AIM OF THE EXERCISE: Present the data once more in exactly its original form.

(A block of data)
* * *

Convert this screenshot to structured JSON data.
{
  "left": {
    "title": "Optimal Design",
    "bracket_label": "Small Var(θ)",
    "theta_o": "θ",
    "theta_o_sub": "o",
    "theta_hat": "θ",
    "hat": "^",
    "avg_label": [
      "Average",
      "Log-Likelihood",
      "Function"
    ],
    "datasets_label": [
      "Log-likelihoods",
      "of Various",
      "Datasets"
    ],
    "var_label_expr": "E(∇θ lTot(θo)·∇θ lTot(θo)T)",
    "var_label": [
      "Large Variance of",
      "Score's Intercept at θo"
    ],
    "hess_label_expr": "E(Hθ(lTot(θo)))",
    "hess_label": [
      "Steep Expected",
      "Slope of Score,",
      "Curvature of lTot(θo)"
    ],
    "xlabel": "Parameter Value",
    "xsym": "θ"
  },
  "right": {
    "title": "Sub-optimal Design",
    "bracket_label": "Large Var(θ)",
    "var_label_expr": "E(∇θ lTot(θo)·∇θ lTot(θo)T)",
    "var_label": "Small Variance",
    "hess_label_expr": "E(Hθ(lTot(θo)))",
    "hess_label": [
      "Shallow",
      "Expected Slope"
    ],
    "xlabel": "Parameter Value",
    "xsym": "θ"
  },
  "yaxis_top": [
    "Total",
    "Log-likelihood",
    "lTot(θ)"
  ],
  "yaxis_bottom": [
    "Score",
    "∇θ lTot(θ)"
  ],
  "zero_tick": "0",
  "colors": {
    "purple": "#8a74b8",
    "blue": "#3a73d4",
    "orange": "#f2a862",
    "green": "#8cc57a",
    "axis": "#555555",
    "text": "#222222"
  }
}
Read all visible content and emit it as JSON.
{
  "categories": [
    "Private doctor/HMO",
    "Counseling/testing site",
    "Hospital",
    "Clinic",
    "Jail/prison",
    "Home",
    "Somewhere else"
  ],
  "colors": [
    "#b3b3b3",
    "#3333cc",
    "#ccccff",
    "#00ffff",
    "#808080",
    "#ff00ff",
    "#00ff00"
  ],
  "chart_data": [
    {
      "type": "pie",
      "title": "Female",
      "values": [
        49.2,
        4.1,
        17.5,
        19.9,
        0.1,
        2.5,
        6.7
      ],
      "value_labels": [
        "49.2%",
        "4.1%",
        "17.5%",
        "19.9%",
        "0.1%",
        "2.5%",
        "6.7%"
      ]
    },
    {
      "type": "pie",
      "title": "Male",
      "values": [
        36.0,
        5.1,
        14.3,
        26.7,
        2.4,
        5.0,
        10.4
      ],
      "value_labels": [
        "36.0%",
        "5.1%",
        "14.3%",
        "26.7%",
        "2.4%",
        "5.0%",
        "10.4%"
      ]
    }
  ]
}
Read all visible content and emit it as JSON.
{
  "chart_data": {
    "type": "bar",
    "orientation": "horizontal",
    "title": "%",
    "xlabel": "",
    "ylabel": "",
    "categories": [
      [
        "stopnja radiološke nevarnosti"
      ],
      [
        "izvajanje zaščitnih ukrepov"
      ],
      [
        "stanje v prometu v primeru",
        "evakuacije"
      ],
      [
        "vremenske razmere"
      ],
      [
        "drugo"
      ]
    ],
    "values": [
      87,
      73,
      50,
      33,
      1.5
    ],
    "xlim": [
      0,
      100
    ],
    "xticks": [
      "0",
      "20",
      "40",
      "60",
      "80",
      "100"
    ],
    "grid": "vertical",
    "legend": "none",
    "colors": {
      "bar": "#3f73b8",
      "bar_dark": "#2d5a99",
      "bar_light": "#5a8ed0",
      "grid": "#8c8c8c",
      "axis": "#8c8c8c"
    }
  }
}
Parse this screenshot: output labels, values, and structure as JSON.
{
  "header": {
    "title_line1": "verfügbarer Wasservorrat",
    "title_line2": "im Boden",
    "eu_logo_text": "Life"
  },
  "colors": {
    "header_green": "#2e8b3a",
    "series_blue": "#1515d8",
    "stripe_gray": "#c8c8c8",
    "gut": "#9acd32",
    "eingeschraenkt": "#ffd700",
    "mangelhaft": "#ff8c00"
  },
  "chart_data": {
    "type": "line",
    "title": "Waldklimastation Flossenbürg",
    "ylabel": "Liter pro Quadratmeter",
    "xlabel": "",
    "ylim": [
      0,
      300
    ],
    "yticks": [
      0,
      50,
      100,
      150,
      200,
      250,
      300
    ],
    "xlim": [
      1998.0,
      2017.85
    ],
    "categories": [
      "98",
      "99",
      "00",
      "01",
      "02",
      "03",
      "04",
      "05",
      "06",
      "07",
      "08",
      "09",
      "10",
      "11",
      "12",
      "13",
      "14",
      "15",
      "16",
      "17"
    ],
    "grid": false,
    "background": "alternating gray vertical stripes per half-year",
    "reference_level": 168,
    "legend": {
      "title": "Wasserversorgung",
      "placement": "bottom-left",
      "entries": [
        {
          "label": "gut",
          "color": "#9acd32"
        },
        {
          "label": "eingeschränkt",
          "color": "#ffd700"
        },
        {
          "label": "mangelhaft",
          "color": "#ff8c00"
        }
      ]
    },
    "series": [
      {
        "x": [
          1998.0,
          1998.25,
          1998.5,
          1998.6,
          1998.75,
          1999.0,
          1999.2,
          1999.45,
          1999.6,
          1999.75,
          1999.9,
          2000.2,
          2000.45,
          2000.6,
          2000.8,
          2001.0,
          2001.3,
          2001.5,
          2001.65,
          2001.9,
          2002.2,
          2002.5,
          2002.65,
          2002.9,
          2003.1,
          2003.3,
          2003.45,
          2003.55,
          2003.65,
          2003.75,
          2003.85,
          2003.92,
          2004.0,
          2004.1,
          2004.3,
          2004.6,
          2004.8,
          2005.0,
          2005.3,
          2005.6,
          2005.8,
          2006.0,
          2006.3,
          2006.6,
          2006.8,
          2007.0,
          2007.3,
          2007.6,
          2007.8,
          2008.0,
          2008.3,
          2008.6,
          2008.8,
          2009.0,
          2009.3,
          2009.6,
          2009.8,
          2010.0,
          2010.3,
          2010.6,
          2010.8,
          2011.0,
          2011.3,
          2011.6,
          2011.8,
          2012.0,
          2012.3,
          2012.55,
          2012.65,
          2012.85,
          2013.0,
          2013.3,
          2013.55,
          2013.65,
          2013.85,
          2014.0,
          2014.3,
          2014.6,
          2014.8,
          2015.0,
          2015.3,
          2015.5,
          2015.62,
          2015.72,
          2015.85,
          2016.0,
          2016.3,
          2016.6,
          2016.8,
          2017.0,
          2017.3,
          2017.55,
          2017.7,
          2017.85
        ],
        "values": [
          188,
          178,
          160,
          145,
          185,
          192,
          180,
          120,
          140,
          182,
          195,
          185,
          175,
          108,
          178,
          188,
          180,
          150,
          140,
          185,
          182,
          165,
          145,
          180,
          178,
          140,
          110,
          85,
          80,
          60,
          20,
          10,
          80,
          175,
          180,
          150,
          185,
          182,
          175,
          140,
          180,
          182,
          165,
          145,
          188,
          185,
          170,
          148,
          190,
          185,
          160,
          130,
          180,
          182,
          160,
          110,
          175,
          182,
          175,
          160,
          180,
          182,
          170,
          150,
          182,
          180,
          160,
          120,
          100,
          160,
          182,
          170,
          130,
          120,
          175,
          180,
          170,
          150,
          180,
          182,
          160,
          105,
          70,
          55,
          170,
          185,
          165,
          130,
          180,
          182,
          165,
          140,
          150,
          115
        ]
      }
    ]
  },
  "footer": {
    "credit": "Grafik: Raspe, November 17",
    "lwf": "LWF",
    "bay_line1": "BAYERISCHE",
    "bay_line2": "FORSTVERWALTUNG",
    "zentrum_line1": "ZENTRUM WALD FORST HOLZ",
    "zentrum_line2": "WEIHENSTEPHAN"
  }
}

* * *

OUTPUT FOR THIS EXERCISE:
Convert this screenshot to structured JSON data.
{
  "left": {
    "title": "Optimal Design",
    "bracket_label": "Small Var(θ)",
    "theta_o": "θ",
    "theta_o_sub": "o",
    "theta_hat": "θ",
    "hat": "^",
    "avg_label": [
      "Average",
      "Log-Likelihood",
      "Function"
    ],
    "datasets_label": [
      "Log-likelihoods",
      "of Various",
      "Datasets"
    ],
    "var_label_expr": "E(∇θ lTot(θo)·∇θ lTot(θo)T)",
    "var_label": [
      "Large Variance of",
      "Score's Intercept at θo"
    ],
    "hess_label_expr": "E(Hθ(lTot(θo)))",
    "hess_label": [
      "Steep Expected",
      "Slope of Score,",
      "Curvature of lTot(θo)"
    ],
    "xlabel": "Parameter Value",
    "xsym": "θ"
  },
  "right": {
    "title": "Sub-optimal Design",
    "bracket_label": "Large Var(θ)",
    "var_label_expr": "E(∇θ lTot(θo)·∇θ lTot(θo)T)",
    "var_label": "Small Variance",
    "hess_label_expr": "E(Hθ(lTot(θo)))",
    "hess_label": [
      "Shallow",
      "Expected Slope"
    ],
    "xlabel": "Parameter Value",
    "xsym": "θ"
  },
  "yaxis_top": [
    "Total",
    "Log-likelihood",
    "lTot(θ)"
  ],
  "yaxis_bottom": [
    "Score",
    "∇θ lTot(θ)"
  ],
  "zero_tick": "0",
  "colors": {
    "purple": "#8a74b8",
    "blue": "#3a73d4",
    "orange": "#f2a862",
    "green": "#8cc57a",
    "axis": "#555555",
    "text": "#222222"
  }
}
Read all visible content and emit it as JSON.
{
  "categories": [
    "Private doctor/HMO",
    "Counseling/testing site",
    "Hospital",
    "Clinic",
    "Jail/prison",
    "Home",
    "Somewhere else"
  ],
  "colors": [
    "#b3b3b3",
    "#3333cc",
    "#ccccff",
    "#00ffff",
    "#808080",
    "#ff00ff",
    "#00ff00"
  ],
  "chart_data": [
    {
      "type": "pie",
      "title": "Female",
      "values": [
        49.2,
        4.1,
        17.5,
        19.9,
        0.1,
        2.5,
        6.7
      ],
      "value_labels": [
        "49.2%",
        "4.1%",
        "17.5%",
        "19.9%",
        "0.1%",
        "2.5%",
        "6.7%"
      ]
    },
    {
      "type": "pie",
      "title": "Male",
      "values": [
        36.0,
        5.1,
        14.3,
        26.7,
        2.4,
        5.0,
        10.4
      ],
      "value_labels": [
        "36.0%",
        "5.1%",
        "14.3%",
        "26.7%",
        "2.4%",
        "5.0%",
        "10.4%"
      ]
    }
  ]
}
Read all visible content and emit it as JSON.
{
  "chart_data": {
    "type": "bar",
    "orientation": "horizontal",
    "title": "%",
    "xlabel": "",
    "ylabel": "",
    "categories": [
      [
        "stopnja radiološke nevarnosti"
      ],
      [
        "izvajanje zaščitnih ukrepov"
      ],
      [
        "stanje v prometu v primeru",
        "evakuacije"
      ],
      [
        "vremenske razmere"
      ],
      [
        "drugo"
      ]
    ],
    "values": [
      87,
      73,
      50,
      33,
      1.5
    ],
    "xlim": [
      0,
      100
    ],
    "xticks": [
      "0",
      "20",
      "40",
      "60",
      "80",
      "100"
    ],
    "grid": "vertical",
    "legend": "none",
    "colors": {
      "bar": "#3f73b8",
      "bar_dark": "#2d5a99",
      "bar_light": "#5a8ed0",
      "grid": "#8c8c8c",
      "axis": "#8c8c8c"
    }
  }
}
Parse this screenshot: output labels, values, and structure as JSON.
{
  "header": {
    "title_line1": "verfügbarer Wasservorrat",
    "title_line2": "im Boden",
    "eu_logo_text": "Life"
  },
  "colors": {
    "header_green": "#2e8b3a",
    "series_blue": "#1515d8",
    "stripe_gray": "#c8c8c8",
    "gut": "#9acd32",
    "eingeschraenkt": "#ffd700",
    "mangelhaft": "#ff8c00"
  },
  "chart_data": {
    "type": "line",
    "title": "Waldklimastation Flossenbürg",
    "ylabel": "Liter pro Quadratmeter",
    "xlabel": "",
    "ylim": [
      0,
      300
    ],
    "yticks": [
      0,
      50,
      100,
      150,
      200,
      250,
      300
    ],
    "xlim": [
      1998.0,
      2017.85
    ],
    "categories": [
      "98",
      "99",
      "00",
      "01",
      "02",
      "03",
      "04",
      "05",
      "06",
      "07",
      "08",
      "09",
      "10",
      "11",
      "12",
      "13",
      "14",
      "15",
      "16",
      "17"
    ],
    "grid": false,
    "background": "alternating gray vertical stripes per half-year",
    "reference_level": 168,
    "legend": {
      "title": "Wasserversorgung",
      "placement": "bottom-left",
      "entries": [
        {
          "label": "gut",
          "color": "#9acd32"
        },
        {
          "label": "eingeschränkt",
          "color": "#ffd700"
        },
        {
          "label": "mangelhaft",
          "color": "#ff8c00"
        }
      ]
    },
    "series": [
      {
        "x": [
          1998.0,
          1998.25,
          1998.5,
          1998.6,
          1998.75,
          1999.0,
          1999.2,
          1999.45,
          1999.6,
          1999.75,
          1999.9,
          2000.2,
          2000.45,
          2000.6,
          2000.8,
          2001.0,
          2001.3,
          2001.5,
          2001.65,
          2001.9,
          2002.2,
          2002.5,
          2002.65,
          2002.9,
          2003.1,
          2003.3,
          2003.45,
          2003.55,
          2003.65,
          2003.75,
          2003.85,
          2003.92,
          2004.0,
          2004.1,
          2004.3,
          2004.6,
          2004.8,
          2005.0,
          2005.3,
          2005.6,
          2005.8,
          2006.0,
          2006.3,
          2006.6,
          2006.8,
          2007.0,
          2007.3,
          2007.6,
          2007.8,
          2008.0,
          2008.3,
          2008.6,
          2008.8,
          2009.0,
          2009.3,
          2009.6,
          2009.8,
          2010.0,
          2010.3,
          2010.6,
          2010.8,
          2011.0,
          2011.3,
          2011.6,
          2011.8,
          2012.0,
          2012.3,
          2012.55,
          2012.65,
          2012.85,
          2013.0,
          2013.3,
          2013.55,
          2013.65,
          2013.85,
          2014.0,
          2014.3,
          2014.6,
          2014.8,
          2015.0,
          2015.3,
          2015.5,
          2015.62,
          2015.72,
          2015.85,
          2016.0,
          2016.3,
          2016.6,
          2016.8,
          2017.0,
          2017.3,
          2017.55,
          2017.7,
          2017.85
        ],
        "values": [
          188,
          178,
          160,
          145,
          185,
          192,
          180,
          120,
          140,
          182,
          195,
          185,
          175,
          108,
          178,
          188,
          180,
          150,
          140,
          185,
          182,
          165,
          145,
          180,
          178,
          140,
          110,
          85,
          80,
          60,
          20,
          10,
          80,
          175,
          180,
          150,
          185,
          182,
          175,
          140,
          180,
          182,
          165,
          145,
          188,
          185,
          170,
          148,
          190,
          185,
          160,
          130,
          180,
          182,
          160,
          110,
          175,
          182,
          175,
          160,
          180,
          182,
          170,
          150,
          182,
          180,
          160,
          120,
          100,
          160,
          182,
          170,
          130,
          120,
          175,
          180,
          170,
          150,
          180,
          182,
          160,
          105,
          70,
          55,
          170,
          185,
          165,
          130,
          180,
          182,
          165,
          140,
          150,
          115
        ]
      }
    ]
  },
  "footer": {
    "credit": "Grafik: Raspe, November 17",
    "lwf": "LWF",
    "bay_line1": "BAYERISCHE",
    "bay_line2": "FORSTVERWALTUNG",
    "zentrum_line1": "ZENTRUM WALD FORST HOLZ",
    "zentrum_line2": "WEIHENSTEPHAN"
  }
}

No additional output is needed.